# Page excerpt
<<<<

This study provides preliminary data on rubella activity in South India and has some limitations. First, it is a hospital (tertiary care)-based study using secondary data and the population studied may not exactly reflect that community. Second, prospective studies at the community level and community-based surveillance is required to estimate the actual burden of disease. Extrapolating hospital-based data, as in our study, to the general population should be done with caution.

The initial vaccination strategies adopted to eliminate rubella in the US and UK had flaws; in the USA, pregnant women were still susceptible to rubella occurring in children and adults and in UK, circulation of rubella virus continued in the unvaccinated population (males, children and girls who refused vaccination). Vaccination strategies were revised on realizing that any reduction in CRS must target not only children of both sexes but also seronegative women of childbearing age. Further susceptibility could be attributed to migration of people from non-endemic rubella areas and/or areas of limited rubella vaccine use, and adverse publicity given to the vaccine.

>>>>

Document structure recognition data
<<<<

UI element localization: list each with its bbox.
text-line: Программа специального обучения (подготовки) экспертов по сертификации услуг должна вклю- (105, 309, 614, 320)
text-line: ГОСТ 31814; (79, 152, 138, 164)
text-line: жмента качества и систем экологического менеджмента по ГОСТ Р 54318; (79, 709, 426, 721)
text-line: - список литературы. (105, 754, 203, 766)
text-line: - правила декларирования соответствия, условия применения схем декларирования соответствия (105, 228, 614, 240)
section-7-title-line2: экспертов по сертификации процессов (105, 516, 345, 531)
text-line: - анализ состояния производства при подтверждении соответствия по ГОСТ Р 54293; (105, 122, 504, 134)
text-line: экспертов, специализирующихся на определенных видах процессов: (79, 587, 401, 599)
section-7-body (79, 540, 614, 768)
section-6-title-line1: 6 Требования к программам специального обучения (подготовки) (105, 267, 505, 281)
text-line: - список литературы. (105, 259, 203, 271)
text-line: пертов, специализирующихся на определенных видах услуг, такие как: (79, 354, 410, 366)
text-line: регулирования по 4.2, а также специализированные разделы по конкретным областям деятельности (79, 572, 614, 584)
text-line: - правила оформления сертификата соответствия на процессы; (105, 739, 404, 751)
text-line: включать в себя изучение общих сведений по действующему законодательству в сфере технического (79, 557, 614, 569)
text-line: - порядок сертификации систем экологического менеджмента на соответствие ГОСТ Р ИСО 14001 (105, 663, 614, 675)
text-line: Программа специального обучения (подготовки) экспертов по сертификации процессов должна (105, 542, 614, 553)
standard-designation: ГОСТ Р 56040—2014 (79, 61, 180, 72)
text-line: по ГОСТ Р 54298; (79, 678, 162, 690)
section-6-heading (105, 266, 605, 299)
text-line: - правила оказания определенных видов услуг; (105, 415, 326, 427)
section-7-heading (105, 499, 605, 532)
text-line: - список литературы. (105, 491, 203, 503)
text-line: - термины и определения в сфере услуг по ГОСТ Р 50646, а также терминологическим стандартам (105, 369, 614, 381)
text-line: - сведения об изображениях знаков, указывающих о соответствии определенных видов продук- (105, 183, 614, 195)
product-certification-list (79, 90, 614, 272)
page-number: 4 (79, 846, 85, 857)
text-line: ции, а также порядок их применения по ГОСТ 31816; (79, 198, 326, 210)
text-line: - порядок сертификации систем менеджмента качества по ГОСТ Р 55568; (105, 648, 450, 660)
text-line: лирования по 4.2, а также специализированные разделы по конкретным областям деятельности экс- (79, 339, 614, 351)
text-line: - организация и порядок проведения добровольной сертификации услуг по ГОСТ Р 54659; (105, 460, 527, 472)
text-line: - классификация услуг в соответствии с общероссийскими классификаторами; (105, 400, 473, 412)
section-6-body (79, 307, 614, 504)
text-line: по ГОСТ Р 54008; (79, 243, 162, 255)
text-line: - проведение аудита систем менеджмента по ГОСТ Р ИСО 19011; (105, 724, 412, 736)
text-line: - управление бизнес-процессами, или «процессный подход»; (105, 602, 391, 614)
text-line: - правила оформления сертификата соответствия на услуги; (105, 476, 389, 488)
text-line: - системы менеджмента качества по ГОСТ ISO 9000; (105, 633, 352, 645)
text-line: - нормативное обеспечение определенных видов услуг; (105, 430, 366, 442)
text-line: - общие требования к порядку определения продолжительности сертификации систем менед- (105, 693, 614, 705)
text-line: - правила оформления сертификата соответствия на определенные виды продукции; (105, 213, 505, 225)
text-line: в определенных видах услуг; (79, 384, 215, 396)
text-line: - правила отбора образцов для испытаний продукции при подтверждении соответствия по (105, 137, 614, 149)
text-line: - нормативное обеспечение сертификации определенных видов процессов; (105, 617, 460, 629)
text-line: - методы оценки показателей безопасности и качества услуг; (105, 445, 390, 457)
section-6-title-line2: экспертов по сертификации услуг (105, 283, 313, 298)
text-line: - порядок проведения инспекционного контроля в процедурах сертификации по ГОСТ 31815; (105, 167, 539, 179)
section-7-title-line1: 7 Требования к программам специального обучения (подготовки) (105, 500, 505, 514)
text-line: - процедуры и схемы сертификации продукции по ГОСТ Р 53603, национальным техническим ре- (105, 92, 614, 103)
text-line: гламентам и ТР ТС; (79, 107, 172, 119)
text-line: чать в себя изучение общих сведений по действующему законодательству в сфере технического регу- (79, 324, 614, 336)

>>>>

# Work item
According to the rubella excerpt, whom must vaccination strategies target besides children of both sexes? Answer using only the rubella excerpt, not the rows.

# Task output
Seronegative women of childbearing age.